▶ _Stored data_
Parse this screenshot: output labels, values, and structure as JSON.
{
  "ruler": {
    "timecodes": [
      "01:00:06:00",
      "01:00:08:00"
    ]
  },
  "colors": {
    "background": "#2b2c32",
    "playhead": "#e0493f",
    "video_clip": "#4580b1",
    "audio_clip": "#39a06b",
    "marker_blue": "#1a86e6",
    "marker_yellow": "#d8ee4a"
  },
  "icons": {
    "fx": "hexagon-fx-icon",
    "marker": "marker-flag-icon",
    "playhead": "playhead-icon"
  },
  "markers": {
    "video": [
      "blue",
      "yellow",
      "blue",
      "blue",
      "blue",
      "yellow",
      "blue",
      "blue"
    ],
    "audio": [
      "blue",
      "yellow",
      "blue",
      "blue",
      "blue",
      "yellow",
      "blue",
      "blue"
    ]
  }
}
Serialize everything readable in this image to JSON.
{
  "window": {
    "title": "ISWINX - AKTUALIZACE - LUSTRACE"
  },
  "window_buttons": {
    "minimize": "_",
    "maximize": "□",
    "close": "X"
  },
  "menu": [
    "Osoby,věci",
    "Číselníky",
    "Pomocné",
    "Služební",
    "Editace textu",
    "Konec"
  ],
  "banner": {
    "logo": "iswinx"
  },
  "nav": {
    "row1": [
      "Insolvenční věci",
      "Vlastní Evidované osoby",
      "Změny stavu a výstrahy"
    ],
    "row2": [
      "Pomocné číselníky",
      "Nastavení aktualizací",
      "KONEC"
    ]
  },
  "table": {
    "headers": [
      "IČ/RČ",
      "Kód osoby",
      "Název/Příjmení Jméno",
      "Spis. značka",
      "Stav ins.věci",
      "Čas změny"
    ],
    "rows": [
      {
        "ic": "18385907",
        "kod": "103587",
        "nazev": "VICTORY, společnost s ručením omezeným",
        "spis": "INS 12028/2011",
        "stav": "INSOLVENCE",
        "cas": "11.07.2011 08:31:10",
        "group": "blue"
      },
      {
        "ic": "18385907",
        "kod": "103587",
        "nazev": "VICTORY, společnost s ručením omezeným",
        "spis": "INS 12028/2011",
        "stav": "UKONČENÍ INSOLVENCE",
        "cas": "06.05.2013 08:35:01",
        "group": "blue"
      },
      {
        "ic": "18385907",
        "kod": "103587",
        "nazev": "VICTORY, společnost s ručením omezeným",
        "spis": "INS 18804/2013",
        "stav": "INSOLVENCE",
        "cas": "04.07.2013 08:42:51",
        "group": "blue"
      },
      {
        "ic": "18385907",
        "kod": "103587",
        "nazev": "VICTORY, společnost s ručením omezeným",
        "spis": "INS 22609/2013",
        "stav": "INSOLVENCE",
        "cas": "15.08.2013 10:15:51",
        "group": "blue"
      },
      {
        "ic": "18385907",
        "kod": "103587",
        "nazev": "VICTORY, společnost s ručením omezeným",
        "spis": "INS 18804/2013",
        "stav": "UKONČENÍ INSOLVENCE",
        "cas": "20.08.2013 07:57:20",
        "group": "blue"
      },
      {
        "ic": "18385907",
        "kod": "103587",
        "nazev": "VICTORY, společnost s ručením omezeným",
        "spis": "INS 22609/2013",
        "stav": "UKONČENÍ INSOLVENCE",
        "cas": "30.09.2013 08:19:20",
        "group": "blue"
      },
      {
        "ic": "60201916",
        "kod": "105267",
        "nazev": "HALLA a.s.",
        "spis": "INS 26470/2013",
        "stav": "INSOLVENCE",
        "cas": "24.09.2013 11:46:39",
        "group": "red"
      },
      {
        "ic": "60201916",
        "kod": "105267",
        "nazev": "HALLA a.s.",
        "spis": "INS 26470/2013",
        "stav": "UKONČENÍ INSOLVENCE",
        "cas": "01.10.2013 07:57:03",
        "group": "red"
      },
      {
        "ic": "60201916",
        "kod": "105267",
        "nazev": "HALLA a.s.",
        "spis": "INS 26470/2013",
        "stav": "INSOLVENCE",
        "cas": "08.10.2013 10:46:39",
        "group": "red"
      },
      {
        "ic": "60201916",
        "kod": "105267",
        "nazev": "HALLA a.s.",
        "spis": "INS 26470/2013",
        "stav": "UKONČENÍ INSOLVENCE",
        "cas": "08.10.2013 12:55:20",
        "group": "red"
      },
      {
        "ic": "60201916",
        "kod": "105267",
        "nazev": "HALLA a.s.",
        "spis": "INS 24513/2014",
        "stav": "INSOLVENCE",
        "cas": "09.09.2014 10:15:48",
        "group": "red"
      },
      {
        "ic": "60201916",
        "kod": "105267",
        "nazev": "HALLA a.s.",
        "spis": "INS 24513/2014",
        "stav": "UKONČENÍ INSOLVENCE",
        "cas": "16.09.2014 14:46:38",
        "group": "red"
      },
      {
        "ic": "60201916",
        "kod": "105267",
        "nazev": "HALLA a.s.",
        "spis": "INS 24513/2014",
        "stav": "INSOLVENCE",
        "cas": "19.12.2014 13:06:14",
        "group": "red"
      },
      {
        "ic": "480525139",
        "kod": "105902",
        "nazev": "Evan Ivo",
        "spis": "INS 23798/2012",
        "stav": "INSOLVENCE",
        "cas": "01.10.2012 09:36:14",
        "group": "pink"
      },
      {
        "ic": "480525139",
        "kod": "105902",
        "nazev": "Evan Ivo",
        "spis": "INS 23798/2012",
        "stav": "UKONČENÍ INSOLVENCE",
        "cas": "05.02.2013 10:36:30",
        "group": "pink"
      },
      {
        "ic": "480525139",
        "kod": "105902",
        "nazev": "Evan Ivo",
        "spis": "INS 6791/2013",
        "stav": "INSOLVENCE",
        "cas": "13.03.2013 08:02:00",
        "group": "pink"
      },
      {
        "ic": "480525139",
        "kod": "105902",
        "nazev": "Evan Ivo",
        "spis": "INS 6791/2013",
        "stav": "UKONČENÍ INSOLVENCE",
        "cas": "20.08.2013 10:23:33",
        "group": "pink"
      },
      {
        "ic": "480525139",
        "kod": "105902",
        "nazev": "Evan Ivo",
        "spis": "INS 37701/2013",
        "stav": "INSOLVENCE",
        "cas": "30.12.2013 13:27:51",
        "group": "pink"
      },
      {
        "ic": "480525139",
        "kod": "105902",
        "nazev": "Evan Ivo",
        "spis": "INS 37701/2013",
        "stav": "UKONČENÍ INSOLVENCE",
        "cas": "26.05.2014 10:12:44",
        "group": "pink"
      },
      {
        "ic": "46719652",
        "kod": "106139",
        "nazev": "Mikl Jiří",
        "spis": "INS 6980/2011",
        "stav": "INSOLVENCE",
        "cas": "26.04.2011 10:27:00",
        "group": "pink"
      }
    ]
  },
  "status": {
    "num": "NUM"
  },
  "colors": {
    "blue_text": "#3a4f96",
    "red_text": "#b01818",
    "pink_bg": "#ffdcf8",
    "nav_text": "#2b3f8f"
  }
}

▶ _What needs to be done_
Show all lines from the data above in which the word "JSON" appears.

▶ _Answer for this exercise_
Parse this screenshot: output labels, values, and structure as JSON.
Serialize everything readable in this image to JSON.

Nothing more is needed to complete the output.